• THE TASKS:
a) Which priorities for many countries does the excerpt below on growth in low-income countries name? List each one.
b) In the excerpt below on growth in low-income countries, how long have the encouraging trends prevailed?
c) Rewrite the paragraph beginning "But these encouraging trends" in the excerpt below on growth in low-income countries as a short bulleted list that keeps its main facts.

• EXCERPT PROVIDED:
◇ ◇ ◇ ◇
But these encouraging trends have only prevailed for two or three years—clearly not enough to make an impact on poverty. For that, the key is to help countries not only achieve higher growth rates but also manage to sustain their growth. That is the agenda that this department, working with other Fund departments, must promote. In so doing, we will need to be focused in our advice, particularly in helping countries to identify growth-critical sectors. For many countries, the priorities will be trade and financial sector reform, strengthening public expenditure monitoring systems, and creating an encouraging environment for the private sector. But because that is not necessarily true of all countries, we must be flexible and tailor our advice to the specific circumstances of each country.
Q: The MTS outlines a "more focused" role for the Fund in low-income countries. Some have interpreted this as a signal that the institution is trying to scale down its involvement through streamlining and leaving some work that is not part of the core mandate to other institutions. Do you think this is a fair characterization? Where is the Fund going on low-income country issues?
◇ ◇ ◇ ◇
• SOURCE EXCERPT:
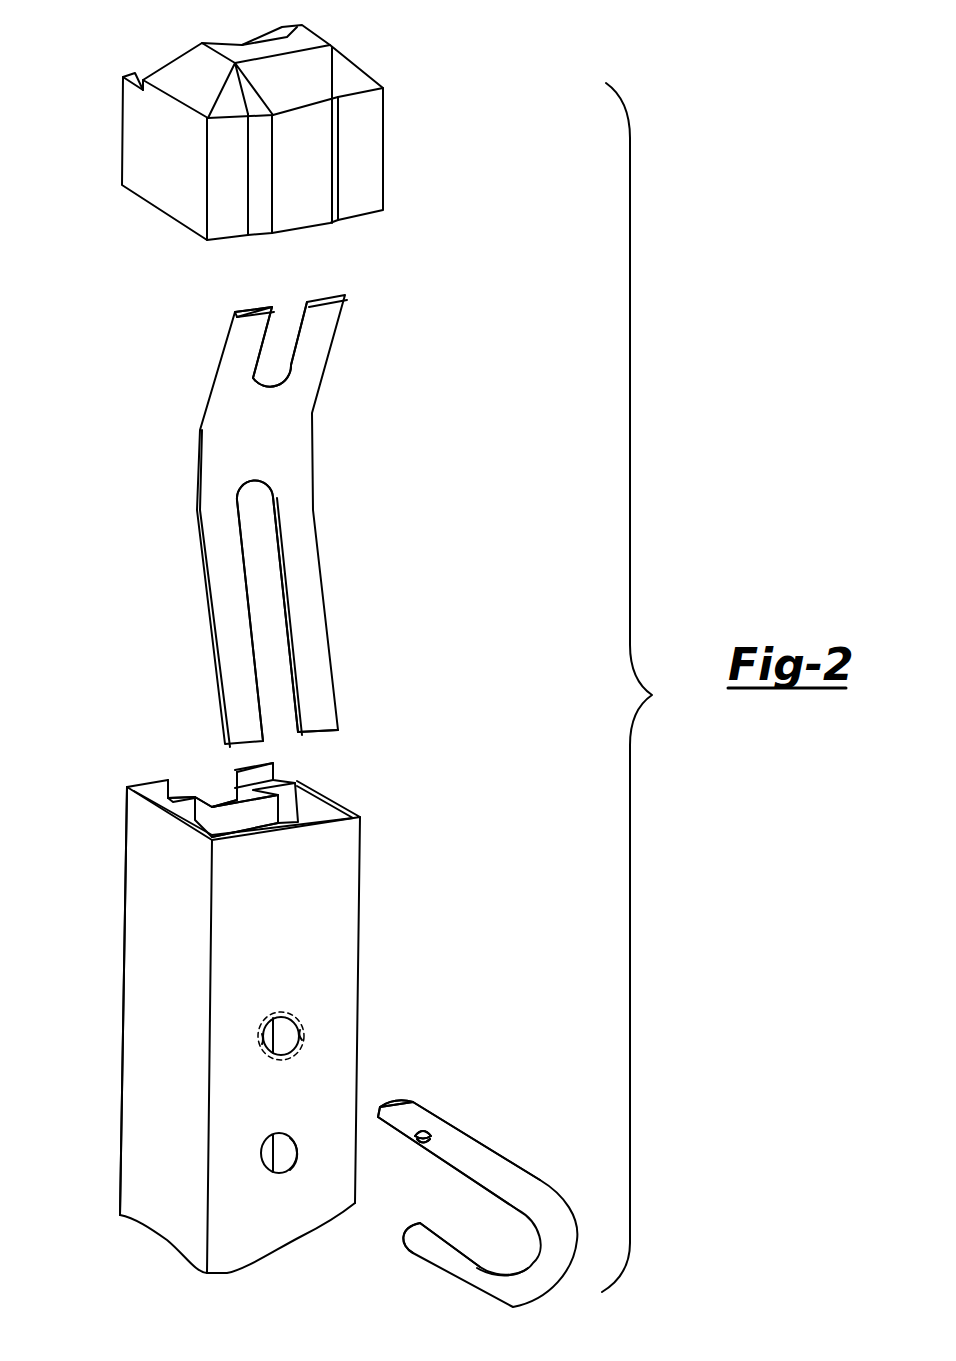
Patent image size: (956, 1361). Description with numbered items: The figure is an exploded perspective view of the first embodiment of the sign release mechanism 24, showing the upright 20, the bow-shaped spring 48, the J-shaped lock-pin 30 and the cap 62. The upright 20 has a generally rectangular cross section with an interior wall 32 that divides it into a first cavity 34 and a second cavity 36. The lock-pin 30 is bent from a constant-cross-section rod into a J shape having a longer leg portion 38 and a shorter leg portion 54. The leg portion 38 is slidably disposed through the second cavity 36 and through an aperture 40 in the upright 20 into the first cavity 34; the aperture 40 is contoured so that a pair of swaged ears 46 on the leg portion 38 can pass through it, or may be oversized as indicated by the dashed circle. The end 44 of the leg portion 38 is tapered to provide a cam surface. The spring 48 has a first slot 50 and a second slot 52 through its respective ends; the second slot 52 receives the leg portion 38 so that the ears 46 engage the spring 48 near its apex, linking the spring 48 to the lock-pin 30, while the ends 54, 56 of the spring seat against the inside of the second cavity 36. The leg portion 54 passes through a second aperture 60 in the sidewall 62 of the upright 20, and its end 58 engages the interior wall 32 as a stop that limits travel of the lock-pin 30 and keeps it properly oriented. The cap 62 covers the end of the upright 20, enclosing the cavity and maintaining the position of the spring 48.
◇ ◇ ◇ ◇
• SOLUTIONS TO EACH TASK:
a)
- Trade and financial sector reform
- Strengthening public expenditure monitoring systems
- Creating an encouraging environment for the private sector

b) Two or three years.

c)
- The encouraging trends have lasted only two or three years, which is not enough to affect poverty.
- The key is helping countries both achieve higher growth and sustain it, an agenda the department must promote with other Fund departments.
- Advice must be focused, especially on helping countries identify growth-critical sectors.
- For many countries, priorities will be trade and financial sector reform, stronger public expenditure monitoring systems, and an encouraging environment for the private sector.
- Because this does not hold for every country, advice must be flexible and tailored to each country's circumstances.